Problem description: Where does the string "Méditerranée" appear in the records? Copy every line that contains it.

Entries supplied:
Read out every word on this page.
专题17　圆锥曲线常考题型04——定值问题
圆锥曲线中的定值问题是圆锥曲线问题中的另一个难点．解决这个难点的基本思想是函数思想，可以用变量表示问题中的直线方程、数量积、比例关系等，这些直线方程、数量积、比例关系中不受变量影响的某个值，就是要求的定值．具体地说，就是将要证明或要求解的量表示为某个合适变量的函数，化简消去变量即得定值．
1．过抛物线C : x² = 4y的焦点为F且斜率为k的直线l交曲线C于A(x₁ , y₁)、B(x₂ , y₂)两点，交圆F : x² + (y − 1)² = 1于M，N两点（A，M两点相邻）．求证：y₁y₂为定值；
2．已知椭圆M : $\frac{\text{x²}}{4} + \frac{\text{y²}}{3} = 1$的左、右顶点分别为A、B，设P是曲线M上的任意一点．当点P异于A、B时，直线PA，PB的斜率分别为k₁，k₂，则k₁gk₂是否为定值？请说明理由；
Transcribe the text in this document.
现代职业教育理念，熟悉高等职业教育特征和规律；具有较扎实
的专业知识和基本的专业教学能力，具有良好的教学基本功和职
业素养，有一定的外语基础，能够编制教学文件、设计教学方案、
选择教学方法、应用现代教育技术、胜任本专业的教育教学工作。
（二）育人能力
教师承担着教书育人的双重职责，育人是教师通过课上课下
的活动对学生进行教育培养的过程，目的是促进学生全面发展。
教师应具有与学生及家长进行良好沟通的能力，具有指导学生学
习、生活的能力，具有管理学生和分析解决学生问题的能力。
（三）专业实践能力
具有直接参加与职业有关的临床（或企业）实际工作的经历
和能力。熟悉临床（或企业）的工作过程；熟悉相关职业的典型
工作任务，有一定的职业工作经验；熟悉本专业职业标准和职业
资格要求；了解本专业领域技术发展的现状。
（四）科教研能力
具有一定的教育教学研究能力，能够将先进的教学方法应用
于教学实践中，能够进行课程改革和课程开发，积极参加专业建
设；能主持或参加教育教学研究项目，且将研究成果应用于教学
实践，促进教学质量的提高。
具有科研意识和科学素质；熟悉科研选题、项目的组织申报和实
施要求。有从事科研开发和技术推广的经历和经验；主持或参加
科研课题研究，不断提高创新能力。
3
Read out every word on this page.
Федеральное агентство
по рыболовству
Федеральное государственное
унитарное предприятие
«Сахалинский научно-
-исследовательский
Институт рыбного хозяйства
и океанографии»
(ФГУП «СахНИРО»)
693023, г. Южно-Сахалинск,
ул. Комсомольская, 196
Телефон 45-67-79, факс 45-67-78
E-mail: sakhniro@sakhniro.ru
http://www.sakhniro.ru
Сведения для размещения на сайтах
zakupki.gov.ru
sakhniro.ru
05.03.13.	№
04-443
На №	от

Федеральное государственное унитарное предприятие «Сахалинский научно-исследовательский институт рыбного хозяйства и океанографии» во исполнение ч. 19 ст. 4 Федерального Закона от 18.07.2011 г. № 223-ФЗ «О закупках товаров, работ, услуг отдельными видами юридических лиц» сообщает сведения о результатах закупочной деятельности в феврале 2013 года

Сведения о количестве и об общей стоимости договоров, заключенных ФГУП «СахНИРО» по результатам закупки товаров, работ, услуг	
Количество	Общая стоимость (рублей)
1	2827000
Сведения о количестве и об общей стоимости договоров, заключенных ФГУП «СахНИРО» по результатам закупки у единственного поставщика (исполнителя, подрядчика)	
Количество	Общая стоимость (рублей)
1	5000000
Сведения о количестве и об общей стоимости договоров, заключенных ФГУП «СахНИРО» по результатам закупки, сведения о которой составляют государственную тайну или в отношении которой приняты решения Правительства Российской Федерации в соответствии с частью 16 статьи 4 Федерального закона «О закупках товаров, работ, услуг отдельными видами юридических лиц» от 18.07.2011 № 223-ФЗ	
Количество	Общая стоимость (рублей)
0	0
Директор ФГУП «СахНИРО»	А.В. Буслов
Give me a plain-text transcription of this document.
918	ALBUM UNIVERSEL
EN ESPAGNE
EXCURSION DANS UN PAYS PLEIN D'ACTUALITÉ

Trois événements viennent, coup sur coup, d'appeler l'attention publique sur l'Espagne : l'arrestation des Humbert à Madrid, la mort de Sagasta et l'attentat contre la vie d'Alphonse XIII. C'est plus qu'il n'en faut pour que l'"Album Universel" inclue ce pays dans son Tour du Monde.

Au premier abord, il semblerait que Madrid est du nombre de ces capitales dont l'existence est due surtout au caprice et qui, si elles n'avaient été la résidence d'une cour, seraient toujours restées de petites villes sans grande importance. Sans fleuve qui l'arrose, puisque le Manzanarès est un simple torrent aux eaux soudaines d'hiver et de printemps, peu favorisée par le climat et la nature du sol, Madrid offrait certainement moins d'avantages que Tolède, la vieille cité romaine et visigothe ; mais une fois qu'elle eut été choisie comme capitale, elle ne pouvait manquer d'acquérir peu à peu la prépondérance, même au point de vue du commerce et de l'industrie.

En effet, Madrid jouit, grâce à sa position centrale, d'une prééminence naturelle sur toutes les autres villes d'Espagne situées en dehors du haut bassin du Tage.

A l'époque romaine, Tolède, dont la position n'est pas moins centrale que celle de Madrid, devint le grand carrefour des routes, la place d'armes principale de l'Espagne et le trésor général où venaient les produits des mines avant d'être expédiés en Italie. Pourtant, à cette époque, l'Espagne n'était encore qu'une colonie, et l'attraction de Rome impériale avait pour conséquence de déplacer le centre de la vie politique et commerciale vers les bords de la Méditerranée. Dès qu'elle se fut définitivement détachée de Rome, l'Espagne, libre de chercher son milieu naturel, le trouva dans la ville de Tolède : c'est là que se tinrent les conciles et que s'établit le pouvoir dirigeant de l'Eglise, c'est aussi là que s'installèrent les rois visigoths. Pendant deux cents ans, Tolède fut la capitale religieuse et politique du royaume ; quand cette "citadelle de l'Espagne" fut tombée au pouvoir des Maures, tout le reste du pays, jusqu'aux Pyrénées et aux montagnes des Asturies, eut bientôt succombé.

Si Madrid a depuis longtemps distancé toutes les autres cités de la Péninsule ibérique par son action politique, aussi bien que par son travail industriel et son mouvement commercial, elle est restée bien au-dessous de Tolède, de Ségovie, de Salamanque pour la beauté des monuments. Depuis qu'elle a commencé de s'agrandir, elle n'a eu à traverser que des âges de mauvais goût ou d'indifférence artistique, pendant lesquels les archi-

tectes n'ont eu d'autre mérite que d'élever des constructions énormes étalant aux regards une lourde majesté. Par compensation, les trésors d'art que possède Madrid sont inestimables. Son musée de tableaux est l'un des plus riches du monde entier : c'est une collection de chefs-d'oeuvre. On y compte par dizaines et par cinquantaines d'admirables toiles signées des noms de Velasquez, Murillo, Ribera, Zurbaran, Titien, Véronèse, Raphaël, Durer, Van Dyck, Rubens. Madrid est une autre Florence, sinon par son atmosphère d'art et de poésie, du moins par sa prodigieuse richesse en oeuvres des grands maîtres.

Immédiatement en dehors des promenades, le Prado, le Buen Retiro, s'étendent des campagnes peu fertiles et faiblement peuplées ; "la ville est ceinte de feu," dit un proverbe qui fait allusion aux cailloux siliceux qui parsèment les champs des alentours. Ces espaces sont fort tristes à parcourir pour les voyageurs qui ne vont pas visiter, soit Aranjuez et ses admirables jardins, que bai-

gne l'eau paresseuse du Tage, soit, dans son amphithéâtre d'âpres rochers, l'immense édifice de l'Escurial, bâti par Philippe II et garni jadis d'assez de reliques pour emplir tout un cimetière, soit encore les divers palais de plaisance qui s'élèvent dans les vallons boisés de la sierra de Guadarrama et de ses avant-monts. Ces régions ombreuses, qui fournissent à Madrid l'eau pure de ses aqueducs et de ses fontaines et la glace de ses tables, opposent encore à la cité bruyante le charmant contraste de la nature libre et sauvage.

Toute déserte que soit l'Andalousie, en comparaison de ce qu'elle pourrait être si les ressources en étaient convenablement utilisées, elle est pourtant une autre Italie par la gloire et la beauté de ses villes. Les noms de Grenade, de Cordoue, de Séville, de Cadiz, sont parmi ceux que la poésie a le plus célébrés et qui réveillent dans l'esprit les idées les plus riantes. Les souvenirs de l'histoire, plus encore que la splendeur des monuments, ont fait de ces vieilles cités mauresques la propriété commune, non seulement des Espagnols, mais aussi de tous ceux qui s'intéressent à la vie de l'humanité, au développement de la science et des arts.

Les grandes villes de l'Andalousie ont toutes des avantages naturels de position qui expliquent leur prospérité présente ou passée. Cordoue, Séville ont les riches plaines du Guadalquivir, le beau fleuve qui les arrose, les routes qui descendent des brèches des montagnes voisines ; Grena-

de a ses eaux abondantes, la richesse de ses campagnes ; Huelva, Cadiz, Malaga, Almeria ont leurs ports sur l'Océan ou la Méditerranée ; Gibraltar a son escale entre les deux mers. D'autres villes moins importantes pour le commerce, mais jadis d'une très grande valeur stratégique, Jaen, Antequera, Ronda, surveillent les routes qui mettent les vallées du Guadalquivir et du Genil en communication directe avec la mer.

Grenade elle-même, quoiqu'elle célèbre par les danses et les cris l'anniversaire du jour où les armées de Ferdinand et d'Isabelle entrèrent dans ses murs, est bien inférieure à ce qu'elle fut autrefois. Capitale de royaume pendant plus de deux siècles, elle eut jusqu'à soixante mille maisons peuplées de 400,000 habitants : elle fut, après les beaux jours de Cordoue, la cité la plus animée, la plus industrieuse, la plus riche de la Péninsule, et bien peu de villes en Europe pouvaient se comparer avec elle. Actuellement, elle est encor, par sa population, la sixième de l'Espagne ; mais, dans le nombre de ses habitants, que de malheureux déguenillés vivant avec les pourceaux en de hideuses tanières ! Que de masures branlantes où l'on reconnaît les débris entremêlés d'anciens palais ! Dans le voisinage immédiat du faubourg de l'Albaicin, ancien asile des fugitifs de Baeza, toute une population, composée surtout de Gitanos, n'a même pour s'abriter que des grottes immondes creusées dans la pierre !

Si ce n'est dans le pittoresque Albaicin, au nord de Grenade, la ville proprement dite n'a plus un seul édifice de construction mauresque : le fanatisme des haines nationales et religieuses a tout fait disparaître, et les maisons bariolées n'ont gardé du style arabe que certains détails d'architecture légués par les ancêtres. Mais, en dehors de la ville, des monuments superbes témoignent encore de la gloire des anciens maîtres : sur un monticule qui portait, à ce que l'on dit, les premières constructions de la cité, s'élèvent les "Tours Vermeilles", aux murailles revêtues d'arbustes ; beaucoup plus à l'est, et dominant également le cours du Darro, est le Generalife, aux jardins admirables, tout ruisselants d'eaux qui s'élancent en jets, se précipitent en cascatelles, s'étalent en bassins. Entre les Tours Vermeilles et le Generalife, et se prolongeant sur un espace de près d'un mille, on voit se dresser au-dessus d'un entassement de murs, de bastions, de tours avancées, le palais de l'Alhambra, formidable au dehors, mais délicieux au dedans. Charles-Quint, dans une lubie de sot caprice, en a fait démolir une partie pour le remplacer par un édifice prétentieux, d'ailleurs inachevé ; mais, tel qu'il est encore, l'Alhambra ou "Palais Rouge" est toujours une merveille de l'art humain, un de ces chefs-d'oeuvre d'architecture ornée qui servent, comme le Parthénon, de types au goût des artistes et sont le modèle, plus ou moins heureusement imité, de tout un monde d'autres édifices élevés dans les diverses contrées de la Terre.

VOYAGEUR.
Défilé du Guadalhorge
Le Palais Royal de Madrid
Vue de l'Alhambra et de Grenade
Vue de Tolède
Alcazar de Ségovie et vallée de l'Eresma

Task answer:
A l'époque romaine, Tolède, dont la position n'est pas moins centrale que celle de Madrid, devint le grand carrefour des routes, la place d'armes principale de l'Espagne et le trésor général où venaient les produits des mines avant d'être expédiés en Italie. Pourtant, à cette époque, l'Espagne n'était encore qu'une colonie, et l'attraction de Rome impériale avait pour conséquence de déplacer le centre de la vie politique et commerciale vers les bords de la Méditerranée. Dès qu'elle se fut définitivement détachée de Rome, l'Espagne, libre de chercher son milieu naturel, le trouva dans la ville de Tolède : c'est là que se tinrent les conciles et que s'établit le pouvoir dirigeant de l'Eglise, c'est aussi là que s'installèrent les rois visigoths. Pendant deux cents ans, Tolède fut la capitale religieuse et politique du royaume ; quand cette "citadelle de l'Espagne" fut tombée au pouvoir des Maures, tout le reste du pays, jusqu'aux Pyrénées et aux montagnes des Asturies, eut bientôt succombé.
de a ses eaux abondantes, la richesse de ses campagnes ; Huelva, Cadiz, Malaga, Almeria ont leurs ports sur l'Océan ou la Méditerranée ; Gibraltar a son escale entre les deux mers. D'autres villes moins importantes pour le commerce, mais jadis d'une très grande valeur stratégique, Jaen, Antequera, Ronda, surveillent les routes qui mettent les vallées du Guadalquivir et du Genil en communication directe avec la mer.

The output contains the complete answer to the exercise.